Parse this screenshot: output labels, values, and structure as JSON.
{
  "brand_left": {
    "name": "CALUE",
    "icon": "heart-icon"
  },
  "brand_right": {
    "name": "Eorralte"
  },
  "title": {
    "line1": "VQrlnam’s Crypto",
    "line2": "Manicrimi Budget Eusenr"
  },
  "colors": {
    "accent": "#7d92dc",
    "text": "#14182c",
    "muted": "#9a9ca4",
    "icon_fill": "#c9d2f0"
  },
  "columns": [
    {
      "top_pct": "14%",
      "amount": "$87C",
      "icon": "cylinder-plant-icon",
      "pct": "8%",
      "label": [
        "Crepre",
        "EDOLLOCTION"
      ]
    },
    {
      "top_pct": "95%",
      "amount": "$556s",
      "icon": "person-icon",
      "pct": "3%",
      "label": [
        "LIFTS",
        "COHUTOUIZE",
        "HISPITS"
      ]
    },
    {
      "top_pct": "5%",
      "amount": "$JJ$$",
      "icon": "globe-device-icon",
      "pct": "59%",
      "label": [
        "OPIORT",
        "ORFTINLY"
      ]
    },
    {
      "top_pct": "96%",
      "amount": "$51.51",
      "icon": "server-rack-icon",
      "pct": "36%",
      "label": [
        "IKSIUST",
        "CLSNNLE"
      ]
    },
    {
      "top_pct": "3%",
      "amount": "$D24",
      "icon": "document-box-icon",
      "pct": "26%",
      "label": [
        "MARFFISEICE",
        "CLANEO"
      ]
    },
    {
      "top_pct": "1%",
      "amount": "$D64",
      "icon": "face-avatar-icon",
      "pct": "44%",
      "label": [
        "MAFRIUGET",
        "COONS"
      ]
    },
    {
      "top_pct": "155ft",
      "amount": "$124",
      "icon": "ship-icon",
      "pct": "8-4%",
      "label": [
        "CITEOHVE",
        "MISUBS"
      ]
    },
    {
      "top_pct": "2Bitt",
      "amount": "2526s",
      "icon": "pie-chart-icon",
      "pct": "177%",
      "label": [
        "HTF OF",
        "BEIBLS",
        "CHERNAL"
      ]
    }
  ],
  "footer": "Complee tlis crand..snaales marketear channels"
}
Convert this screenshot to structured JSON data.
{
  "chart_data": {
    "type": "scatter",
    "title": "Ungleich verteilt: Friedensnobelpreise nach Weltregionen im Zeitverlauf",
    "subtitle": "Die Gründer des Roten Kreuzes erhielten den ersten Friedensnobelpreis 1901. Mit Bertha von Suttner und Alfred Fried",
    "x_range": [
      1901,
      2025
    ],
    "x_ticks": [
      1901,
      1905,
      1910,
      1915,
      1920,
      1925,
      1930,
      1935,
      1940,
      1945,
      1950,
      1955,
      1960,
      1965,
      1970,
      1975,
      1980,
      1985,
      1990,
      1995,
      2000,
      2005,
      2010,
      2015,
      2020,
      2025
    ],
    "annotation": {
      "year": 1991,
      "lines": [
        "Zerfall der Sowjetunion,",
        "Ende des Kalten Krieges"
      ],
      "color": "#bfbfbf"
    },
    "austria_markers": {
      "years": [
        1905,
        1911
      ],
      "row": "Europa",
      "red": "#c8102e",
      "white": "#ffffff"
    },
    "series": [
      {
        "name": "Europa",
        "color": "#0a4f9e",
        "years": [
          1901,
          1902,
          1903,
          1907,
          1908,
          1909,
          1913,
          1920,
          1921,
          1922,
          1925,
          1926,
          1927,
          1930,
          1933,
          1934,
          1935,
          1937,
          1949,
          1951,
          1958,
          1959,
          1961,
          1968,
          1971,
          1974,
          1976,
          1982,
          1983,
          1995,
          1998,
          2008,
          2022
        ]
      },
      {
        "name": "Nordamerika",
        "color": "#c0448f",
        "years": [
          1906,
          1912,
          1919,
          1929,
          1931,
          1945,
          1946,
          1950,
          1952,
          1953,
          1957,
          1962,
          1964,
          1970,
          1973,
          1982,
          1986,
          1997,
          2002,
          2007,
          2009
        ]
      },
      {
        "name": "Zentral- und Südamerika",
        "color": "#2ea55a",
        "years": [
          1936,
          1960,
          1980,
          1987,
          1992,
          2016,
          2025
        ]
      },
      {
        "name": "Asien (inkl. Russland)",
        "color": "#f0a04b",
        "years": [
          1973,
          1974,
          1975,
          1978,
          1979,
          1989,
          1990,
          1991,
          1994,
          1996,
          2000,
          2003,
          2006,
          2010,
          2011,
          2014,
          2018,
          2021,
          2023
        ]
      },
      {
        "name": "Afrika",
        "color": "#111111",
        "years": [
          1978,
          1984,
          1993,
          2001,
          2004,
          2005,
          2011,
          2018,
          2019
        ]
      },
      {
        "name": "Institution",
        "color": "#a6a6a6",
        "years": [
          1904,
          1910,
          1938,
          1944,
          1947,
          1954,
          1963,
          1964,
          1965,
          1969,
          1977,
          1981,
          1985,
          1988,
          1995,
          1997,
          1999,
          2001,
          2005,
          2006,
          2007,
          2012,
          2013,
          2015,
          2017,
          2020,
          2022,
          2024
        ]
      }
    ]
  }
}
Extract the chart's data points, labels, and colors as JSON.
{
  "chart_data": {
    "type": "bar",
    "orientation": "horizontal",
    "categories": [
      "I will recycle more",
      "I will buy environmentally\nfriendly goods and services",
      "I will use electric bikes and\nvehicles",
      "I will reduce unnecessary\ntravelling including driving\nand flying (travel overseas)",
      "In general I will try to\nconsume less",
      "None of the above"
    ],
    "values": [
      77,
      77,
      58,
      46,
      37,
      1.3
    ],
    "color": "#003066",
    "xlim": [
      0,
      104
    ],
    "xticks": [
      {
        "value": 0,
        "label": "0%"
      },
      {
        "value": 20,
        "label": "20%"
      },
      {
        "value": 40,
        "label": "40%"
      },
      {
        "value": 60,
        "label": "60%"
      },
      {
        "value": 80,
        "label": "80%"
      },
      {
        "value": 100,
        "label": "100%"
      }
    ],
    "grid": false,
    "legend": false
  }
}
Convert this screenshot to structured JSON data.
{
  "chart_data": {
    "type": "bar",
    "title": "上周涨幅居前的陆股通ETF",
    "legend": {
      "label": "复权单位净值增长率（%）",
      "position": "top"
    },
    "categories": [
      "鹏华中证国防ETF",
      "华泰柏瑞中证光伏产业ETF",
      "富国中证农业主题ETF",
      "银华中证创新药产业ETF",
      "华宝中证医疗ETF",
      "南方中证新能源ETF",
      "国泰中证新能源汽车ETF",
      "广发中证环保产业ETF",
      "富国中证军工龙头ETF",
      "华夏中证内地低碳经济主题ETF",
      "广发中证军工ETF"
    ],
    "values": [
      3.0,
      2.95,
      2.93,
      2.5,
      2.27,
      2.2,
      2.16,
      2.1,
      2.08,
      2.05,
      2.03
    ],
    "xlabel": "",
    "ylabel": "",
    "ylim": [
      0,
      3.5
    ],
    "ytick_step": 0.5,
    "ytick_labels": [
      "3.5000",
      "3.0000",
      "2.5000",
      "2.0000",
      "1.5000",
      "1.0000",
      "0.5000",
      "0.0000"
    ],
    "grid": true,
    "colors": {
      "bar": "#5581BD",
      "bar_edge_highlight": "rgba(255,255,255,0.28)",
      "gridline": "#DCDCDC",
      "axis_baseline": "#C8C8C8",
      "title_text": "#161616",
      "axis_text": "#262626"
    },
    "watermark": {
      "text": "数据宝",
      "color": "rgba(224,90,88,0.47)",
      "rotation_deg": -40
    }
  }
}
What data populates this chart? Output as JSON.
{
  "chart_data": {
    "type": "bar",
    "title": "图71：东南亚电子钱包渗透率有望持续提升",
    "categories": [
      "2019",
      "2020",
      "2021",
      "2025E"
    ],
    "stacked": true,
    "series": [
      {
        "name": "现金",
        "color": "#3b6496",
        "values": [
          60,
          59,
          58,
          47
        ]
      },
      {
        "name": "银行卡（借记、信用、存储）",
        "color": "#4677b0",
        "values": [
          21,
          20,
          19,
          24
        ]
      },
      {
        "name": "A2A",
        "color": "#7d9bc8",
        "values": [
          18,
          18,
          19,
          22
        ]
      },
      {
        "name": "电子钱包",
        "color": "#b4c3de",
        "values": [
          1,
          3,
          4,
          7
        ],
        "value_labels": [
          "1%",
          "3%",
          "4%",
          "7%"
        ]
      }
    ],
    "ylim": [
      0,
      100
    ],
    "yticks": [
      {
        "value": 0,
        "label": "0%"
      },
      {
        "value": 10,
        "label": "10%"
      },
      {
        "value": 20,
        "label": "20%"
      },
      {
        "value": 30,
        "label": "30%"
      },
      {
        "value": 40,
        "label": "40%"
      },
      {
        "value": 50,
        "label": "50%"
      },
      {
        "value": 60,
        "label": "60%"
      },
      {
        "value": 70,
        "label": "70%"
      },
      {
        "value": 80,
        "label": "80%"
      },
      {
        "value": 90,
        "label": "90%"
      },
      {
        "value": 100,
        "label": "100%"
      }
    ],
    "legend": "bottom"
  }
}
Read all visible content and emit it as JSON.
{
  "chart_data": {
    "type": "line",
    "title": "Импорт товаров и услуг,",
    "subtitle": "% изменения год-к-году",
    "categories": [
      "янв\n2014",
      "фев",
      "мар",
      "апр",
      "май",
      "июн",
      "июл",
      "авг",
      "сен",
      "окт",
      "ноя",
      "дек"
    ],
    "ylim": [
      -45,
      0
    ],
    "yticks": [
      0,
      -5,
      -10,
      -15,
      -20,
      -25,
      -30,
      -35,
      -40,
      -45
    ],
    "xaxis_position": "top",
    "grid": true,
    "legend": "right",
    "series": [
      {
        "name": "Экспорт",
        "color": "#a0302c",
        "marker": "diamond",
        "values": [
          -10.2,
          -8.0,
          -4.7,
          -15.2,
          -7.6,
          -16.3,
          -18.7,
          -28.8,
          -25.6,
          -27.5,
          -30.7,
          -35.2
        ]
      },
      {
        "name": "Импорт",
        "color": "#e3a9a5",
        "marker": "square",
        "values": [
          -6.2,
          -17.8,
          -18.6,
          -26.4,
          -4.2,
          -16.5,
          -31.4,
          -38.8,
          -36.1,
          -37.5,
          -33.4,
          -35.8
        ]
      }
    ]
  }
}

────────────────────────────────────────

Search the entries for the word "subtitle", then gather every line that has it.

FINISHED ANSWER –
    "subtitle": "Die Gründer des Roten Kreuzes erhielten den ersten Friedensnobelpreis 1901. Mit Bertha von Suttner und Alfred Fried",
    "subtitle": "% изменения год-к-году",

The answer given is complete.